## MATERIAL
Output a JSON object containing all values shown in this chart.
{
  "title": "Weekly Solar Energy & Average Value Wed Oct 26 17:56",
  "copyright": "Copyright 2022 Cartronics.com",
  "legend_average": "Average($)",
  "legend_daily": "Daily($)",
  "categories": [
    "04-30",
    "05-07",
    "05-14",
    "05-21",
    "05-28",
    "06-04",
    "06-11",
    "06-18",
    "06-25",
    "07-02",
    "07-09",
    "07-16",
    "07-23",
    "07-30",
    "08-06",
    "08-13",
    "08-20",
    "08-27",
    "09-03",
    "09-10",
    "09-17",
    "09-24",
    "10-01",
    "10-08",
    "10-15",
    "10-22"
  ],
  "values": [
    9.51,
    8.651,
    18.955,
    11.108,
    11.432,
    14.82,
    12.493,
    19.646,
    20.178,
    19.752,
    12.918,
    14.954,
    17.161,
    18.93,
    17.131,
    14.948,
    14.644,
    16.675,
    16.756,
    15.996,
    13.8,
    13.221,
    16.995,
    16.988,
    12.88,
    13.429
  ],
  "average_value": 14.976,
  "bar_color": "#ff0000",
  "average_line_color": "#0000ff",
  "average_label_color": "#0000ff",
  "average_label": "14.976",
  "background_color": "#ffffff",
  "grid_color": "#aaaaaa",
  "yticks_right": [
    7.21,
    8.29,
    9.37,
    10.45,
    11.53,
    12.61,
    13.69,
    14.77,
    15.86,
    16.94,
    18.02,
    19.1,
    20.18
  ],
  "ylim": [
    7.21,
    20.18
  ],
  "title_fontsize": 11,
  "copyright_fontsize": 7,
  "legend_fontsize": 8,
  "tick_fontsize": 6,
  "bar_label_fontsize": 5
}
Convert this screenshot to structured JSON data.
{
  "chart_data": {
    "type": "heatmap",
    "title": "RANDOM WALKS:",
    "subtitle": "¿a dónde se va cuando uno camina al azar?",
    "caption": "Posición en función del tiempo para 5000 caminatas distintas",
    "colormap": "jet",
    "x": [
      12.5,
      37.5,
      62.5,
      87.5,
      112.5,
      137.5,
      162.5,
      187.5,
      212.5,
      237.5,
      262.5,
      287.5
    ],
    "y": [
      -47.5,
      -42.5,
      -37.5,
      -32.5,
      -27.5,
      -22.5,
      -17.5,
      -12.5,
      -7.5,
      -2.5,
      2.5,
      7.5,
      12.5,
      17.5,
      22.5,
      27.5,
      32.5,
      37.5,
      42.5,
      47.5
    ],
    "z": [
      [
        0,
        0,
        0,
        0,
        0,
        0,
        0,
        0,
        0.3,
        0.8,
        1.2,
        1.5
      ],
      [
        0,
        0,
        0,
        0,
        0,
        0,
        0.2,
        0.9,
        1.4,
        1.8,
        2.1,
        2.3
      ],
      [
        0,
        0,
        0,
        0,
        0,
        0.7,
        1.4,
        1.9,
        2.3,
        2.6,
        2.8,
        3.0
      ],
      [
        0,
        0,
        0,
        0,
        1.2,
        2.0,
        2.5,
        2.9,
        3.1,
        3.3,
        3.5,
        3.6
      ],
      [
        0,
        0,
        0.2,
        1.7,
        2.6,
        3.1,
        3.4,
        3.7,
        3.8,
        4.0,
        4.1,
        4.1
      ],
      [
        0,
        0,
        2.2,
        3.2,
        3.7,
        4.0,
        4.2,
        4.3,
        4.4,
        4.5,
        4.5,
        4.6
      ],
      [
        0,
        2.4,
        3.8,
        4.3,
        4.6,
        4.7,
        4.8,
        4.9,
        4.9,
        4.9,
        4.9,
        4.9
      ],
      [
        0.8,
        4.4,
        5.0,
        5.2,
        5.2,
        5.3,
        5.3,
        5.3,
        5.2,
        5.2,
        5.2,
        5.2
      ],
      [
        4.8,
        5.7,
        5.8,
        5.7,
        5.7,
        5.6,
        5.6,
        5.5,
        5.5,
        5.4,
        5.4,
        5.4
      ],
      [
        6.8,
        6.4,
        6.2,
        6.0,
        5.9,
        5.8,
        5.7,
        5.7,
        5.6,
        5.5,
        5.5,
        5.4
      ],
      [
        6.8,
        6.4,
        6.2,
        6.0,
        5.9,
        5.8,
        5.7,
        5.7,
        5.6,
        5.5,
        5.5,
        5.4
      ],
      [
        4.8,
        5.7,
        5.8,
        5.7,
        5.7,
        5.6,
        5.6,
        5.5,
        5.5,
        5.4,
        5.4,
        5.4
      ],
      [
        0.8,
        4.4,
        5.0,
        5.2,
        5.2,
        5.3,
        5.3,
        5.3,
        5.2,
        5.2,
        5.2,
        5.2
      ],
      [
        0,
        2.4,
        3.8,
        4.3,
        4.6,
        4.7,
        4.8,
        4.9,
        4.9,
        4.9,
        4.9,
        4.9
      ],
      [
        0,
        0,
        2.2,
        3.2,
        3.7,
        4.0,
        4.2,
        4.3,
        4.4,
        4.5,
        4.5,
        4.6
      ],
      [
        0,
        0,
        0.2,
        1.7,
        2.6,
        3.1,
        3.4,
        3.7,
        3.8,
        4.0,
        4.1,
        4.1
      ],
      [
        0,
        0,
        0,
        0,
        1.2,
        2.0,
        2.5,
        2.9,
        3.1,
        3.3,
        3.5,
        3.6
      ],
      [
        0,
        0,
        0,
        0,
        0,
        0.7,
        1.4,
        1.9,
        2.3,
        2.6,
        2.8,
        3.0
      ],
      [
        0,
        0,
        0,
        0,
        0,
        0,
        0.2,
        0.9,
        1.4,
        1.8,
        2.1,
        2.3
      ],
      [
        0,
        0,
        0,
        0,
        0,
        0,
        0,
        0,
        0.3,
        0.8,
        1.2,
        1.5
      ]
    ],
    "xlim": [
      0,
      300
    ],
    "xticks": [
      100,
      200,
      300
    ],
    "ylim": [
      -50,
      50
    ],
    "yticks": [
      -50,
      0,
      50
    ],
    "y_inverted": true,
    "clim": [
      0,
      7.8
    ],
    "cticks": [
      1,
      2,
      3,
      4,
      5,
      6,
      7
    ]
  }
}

## EXERCISE DETAILS
Pull out every line of the entries that includes the word "JSON".

## FULL ANSWER
Output a JSON object containing all values shown in this chart.
Convert this screenshot to structured JSON data.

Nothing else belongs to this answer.